WORK ITEM: In the passage below about the Partial-Birth Abortion Ban Act, start at "This way of" and end at "place in society.", and rename every "Constitution" as "founding charter".

EXERCISE TEXT Start Marker

This way of thinking reflects ancient notions about women’s place in the family and under the Constitution—ideas that have long since been discredited. …
Though today’s majority may regard women’s feelings on the matter as self-evident, ante, at 29, this Court has repeatedly confirmed that [t]he destiny of the woman
must be shaped … on her own conception of her spiritual imperatives and her place in society.
One wonders how long a line that saves no fetus from destruction will hold in face of the Court’s moral concerns. The Court’s hostility to the right Roe and Casey secured is not concealed. Throughout, the opinion refers to obstetrician-gynecologists and surgeons who perform abortions not by the titles of their medical specialties, but by the pejorative label abortion doctor. A fetus is described as an unborn child, and as a baby, previability abortions are referred to as late-term, and the reasoned medical judgments of highly trained doctors are dismissed as preferences motivated by mere convenience.
In sum, the notion that the Partial-Birth Abortion Ban Act furthers any legitimate governmental interest is, quite simply, irrational. The Courts defense of the statute provides no saving explanation. In candor, the Act, and the Court’s defense of it, cannot be understood as anything other than an effort to chip away at a right declared again and again by this Court and with increasing comprehension of its centrality to women’s lives.

EXERCISE TEXT End Marker
MATERIAL PROVIDED Start Marker

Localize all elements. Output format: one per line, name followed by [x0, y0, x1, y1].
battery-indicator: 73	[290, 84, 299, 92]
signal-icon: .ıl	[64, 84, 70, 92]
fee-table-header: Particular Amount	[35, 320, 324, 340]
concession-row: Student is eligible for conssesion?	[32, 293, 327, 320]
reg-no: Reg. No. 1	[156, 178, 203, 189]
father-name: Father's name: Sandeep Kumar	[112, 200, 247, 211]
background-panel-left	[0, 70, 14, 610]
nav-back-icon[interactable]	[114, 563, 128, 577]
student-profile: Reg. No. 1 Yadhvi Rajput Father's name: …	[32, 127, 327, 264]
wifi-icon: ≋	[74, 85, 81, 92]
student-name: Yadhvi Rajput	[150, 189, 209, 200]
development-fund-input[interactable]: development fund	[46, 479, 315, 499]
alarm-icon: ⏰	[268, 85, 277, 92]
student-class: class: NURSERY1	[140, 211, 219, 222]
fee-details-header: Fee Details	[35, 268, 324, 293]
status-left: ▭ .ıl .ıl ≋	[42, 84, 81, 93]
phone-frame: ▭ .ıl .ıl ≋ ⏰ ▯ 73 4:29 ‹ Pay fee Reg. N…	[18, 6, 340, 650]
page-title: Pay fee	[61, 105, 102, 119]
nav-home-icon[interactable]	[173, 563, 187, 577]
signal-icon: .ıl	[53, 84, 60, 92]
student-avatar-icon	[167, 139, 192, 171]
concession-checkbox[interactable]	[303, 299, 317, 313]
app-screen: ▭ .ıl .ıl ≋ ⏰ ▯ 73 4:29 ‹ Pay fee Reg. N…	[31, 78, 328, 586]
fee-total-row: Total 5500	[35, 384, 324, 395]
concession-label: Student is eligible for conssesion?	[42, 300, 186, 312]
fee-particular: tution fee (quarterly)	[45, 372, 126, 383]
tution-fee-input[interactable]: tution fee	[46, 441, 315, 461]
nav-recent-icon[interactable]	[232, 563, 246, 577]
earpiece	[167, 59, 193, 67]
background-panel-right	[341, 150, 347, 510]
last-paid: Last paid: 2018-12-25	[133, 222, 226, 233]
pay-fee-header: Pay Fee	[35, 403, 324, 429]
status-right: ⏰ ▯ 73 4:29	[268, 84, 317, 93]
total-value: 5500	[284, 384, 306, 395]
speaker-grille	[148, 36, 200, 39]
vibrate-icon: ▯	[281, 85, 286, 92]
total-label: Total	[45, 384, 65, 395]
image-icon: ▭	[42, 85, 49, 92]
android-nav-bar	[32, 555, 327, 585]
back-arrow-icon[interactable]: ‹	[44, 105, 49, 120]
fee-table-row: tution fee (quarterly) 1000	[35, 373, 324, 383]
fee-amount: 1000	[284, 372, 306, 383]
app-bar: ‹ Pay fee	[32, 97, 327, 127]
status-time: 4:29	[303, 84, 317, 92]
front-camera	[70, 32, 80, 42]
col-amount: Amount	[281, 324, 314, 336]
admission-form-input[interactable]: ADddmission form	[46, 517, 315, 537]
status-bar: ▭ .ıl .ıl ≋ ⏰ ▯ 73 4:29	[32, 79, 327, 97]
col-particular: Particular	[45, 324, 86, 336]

MATERIAL PROVIDED End Marker

OUTPUT FOR THIS EXERCISE:
This way of thinking reflects ancient notions about women’s place in the family and under the founding charter—ideas that have long since been discredited. …
Though today’s majority may regard women’s feelings on the matter as self-evident, ante, at 29, this Court has repeatedly confirmed that [t]he destiny of the woman
must be shaped … on her own conception of her spiritual imperatives and her place in society.